The problem
Give only a count of the lines that include the string "シールドマシンが動き始めた最初".

Input for this task
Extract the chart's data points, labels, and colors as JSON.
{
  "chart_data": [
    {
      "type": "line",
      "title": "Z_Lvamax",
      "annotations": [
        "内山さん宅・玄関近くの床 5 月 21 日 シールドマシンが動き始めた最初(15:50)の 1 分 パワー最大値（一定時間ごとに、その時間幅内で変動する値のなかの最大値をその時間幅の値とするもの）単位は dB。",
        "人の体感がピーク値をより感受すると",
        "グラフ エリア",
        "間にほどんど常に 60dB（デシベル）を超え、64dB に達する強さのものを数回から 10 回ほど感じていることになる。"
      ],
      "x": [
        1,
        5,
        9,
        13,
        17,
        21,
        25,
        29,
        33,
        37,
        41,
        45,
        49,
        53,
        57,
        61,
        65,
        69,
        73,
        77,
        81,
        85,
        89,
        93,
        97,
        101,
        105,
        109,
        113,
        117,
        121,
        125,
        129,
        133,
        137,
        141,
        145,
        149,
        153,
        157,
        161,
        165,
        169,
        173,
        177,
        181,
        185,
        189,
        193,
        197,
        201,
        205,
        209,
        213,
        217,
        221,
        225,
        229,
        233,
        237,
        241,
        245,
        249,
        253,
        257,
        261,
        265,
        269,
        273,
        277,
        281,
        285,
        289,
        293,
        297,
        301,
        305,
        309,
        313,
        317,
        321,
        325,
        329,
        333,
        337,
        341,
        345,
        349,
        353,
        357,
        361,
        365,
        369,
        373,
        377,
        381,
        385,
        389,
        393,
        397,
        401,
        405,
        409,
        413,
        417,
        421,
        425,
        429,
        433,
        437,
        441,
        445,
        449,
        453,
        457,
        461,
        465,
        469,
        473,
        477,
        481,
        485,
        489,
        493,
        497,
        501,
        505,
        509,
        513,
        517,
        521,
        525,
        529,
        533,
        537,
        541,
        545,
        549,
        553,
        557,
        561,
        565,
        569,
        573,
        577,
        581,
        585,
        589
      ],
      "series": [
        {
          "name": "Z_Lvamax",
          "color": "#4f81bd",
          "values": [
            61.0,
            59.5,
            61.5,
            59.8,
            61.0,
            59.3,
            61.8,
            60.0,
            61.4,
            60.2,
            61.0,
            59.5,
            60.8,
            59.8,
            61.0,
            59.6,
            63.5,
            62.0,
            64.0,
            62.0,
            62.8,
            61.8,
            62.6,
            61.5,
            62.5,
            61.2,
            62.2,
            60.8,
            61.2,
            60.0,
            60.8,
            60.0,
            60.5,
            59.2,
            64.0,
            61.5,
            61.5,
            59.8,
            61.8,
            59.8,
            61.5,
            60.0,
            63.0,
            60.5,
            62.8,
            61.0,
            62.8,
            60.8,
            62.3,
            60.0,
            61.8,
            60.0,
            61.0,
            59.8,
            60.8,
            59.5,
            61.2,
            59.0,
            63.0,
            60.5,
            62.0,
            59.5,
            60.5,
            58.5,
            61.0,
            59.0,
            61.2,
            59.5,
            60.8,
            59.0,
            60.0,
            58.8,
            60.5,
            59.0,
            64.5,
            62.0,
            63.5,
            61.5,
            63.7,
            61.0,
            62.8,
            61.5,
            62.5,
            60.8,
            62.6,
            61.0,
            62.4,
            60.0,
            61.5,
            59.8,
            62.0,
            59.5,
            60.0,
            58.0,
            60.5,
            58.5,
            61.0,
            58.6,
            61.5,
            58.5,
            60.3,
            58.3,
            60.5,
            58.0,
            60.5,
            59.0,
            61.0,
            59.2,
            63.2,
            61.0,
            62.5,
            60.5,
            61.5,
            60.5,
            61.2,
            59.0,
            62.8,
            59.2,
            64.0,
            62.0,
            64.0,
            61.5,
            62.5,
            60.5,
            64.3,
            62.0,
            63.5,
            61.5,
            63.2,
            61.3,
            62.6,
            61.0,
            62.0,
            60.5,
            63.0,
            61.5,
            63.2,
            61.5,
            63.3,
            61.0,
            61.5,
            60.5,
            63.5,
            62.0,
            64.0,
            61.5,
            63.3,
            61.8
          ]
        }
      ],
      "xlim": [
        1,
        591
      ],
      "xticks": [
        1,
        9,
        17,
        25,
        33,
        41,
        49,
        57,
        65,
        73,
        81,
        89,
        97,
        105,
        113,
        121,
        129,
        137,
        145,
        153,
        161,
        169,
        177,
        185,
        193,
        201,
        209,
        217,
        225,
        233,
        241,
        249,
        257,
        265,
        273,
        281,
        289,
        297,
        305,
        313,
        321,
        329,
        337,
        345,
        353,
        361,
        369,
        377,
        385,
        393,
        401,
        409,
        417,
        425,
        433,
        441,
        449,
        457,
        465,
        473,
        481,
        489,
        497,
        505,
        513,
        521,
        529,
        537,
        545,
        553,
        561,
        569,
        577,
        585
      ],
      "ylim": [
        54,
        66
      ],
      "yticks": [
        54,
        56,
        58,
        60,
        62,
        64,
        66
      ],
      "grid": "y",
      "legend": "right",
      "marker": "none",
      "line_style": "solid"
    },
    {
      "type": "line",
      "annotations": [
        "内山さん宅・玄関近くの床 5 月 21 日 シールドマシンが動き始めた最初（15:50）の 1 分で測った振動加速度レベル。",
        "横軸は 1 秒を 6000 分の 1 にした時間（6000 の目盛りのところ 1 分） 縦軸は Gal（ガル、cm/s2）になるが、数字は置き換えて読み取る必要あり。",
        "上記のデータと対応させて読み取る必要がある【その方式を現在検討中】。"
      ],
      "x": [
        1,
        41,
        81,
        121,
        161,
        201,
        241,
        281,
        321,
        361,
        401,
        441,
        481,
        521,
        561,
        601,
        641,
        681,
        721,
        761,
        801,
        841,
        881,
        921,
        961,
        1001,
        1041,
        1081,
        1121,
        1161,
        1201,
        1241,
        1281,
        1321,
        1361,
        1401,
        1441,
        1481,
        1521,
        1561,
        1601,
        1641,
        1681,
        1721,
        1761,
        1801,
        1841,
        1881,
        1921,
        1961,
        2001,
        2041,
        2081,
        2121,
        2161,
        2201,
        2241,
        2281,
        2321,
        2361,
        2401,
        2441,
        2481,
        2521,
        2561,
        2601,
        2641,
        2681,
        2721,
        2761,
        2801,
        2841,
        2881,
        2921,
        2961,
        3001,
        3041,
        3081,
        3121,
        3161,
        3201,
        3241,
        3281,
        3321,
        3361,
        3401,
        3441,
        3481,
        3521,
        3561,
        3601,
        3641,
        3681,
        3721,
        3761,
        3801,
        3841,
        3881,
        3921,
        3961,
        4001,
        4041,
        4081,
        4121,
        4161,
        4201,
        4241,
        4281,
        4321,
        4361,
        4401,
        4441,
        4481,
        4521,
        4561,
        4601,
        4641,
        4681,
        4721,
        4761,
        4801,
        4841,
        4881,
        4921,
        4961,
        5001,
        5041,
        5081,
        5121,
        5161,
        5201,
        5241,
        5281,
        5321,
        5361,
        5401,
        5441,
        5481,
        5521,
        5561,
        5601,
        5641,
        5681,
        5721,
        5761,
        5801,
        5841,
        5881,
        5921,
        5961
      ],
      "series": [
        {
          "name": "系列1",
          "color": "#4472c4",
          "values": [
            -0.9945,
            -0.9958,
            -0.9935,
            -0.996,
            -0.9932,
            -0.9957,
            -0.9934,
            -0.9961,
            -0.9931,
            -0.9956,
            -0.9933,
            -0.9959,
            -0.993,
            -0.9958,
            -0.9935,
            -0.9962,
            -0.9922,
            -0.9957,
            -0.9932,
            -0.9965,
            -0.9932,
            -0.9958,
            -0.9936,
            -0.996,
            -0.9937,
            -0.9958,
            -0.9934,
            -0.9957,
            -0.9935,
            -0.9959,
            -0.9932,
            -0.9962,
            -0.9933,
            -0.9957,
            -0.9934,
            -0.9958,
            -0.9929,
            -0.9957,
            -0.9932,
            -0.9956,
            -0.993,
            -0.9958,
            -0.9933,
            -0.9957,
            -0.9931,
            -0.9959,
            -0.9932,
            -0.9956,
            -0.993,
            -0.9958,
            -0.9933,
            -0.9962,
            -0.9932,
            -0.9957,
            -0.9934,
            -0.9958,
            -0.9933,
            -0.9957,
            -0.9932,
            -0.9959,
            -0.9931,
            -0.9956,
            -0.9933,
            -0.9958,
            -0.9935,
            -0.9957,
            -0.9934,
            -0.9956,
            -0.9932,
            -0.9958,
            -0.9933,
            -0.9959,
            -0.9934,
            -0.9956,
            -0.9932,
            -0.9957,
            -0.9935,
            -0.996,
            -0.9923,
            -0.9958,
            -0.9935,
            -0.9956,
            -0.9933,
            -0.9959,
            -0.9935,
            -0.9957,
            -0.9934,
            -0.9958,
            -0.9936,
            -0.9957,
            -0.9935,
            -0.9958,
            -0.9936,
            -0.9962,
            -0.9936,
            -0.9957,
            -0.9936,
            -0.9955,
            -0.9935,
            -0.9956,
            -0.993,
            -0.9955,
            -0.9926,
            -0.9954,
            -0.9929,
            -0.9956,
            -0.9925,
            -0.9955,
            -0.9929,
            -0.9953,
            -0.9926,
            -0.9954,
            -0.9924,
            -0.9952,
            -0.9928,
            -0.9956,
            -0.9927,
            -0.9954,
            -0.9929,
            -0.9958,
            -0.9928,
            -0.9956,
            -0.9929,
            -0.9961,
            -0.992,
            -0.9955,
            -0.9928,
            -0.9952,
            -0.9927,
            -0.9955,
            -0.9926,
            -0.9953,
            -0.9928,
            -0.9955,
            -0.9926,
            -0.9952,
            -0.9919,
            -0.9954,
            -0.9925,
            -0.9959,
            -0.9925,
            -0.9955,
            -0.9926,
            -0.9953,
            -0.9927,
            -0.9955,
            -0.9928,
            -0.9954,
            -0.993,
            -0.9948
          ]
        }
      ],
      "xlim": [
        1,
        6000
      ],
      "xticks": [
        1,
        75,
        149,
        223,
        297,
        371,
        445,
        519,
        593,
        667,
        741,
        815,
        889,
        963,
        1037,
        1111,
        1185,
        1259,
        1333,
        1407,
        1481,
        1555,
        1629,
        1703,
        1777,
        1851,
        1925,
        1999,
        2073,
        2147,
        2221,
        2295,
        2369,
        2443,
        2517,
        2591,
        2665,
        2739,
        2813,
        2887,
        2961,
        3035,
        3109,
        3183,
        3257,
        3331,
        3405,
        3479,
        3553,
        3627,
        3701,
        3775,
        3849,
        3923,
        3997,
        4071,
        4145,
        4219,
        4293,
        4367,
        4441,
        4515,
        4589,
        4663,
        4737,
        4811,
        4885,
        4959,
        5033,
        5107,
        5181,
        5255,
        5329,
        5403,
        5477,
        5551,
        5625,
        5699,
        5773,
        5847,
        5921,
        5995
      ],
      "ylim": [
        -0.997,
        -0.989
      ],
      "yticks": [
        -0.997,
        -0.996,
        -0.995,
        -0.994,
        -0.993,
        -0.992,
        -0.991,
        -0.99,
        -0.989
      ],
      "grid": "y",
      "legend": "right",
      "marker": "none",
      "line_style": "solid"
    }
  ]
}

Solution to the problem
2